What you will do: Return all lines below containing the word "بررسی".

--- begin Source records ---

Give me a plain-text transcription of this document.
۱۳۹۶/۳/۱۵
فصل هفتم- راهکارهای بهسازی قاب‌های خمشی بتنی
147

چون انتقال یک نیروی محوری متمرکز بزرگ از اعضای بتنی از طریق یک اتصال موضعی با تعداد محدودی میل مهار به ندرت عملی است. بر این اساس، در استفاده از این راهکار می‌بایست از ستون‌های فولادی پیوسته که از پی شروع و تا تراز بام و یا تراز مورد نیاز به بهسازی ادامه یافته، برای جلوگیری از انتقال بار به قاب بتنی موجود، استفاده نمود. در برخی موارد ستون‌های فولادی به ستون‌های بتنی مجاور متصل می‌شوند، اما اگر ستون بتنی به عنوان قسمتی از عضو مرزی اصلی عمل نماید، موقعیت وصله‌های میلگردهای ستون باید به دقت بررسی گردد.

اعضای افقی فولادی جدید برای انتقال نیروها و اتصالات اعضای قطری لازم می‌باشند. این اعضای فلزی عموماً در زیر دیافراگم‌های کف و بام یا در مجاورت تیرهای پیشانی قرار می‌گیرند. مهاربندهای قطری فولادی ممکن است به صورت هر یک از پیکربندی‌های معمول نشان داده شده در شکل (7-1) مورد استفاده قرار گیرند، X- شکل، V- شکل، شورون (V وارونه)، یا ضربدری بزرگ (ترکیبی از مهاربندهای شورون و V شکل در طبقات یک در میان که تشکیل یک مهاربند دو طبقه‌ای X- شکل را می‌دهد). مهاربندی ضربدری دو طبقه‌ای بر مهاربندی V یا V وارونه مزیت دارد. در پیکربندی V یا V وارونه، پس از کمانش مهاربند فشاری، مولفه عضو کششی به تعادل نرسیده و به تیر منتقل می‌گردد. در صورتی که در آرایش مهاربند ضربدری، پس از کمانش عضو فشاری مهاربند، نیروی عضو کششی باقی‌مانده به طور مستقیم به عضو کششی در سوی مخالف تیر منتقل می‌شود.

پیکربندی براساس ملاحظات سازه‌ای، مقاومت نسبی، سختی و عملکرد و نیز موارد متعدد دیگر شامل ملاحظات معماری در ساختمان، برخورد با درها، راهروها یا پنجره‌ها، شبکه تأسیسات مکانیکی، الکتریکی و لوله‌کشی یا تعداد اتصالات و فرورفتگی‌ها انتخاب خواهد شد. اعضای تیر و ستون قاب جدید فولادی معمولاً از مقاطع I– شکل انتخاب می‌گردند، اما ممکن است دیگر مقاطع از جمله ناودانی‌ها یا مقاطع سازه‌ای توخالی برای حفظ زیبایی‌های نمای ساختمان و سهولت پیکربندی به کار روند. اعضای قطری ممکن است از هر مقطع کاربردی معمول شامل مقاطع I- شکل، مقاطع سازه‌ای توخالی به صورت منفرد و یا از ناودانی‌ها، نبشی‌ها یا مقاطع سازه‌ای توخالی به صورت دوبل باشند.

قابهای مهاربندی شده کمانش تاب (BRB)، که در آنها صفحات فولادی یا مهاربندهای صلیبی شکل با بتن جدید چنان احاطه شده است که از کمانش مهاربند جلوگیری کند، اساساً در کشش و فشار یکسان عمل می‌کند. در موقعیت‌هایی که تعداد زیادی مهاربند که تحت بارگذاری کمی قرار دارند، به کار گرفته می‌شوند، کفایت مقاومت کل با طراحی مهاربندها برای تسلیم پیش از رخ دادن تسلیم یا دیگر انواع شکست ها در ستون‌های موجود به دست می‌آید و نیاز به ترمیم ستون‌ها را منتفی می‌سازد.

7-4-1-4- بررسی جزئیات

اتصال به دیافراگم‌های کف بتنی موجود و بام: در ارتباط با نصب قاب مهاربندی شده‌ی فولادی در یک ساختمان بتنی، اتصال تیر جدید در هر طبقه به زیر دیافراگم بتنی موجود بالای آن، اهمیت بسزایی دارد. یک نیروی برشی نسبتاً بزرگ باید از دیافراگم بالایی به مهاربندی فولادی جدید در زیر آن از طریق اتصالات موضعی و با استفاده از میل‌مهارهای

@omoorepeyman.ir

--- end Source records ---
--- begin Source records ---

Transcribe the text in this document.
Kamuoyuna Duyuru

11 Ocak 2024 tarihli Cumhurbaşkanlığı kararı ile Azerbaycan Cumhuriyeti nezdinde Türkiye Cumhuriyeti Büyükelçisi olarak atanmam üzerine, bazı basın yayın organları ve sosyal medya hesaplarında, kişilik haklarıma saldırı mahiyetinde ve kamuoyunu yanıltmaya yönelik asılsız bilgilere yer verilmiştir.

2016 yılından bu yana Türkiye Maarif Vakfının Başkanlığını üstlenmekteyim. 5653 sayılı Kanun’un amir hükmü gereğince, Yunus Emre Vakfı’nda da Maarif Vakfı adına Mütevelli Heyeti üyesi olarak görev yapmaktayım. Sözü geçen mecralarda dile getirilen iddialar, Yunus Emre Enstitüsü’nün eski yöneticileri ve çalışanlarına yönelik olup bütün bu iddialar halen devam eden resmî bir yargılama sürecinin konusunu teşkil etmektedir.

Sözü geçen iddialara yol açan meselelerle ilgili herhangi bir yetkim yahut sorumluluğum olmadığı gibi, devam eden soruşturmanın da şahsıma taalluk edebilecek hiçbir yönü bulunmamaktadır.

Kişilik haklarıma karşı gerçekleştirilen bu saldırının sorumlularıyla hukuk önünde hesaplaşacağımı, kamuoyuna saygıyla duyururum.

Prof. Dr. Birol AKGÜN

--- end Source records ---

Answer in full:
چون انتقال یک نیروی محوری متمرکز بزرگ از اعضای بتنی از طریق یک اتصال موضعی با تعداد محدودی میل مهار به ندرت عملی است. بر این اساس، در استفاده از این راهکار می‌بایست از ستون‌های فولادی پیوسته که از پی شروع و تا تراز بام و یا تراز مورد نیاز به بهسازی ادامه یافته، برای جلوگیری از انتقال بار به قاب بتنی موجود، استفاده نمود. در برخی موارد ستون‌های فولادی به ستون‌های بتنی مجاور متصل می‌شوند، اما اگر ستون بتنی به عنوان قسمتی از عضو مرزی اصلی عمل نماید، موقعیت وصله‌های میلگردهای ستون باید به دقت بررسی گردد.
7-4-1-4- بررسی جزئیات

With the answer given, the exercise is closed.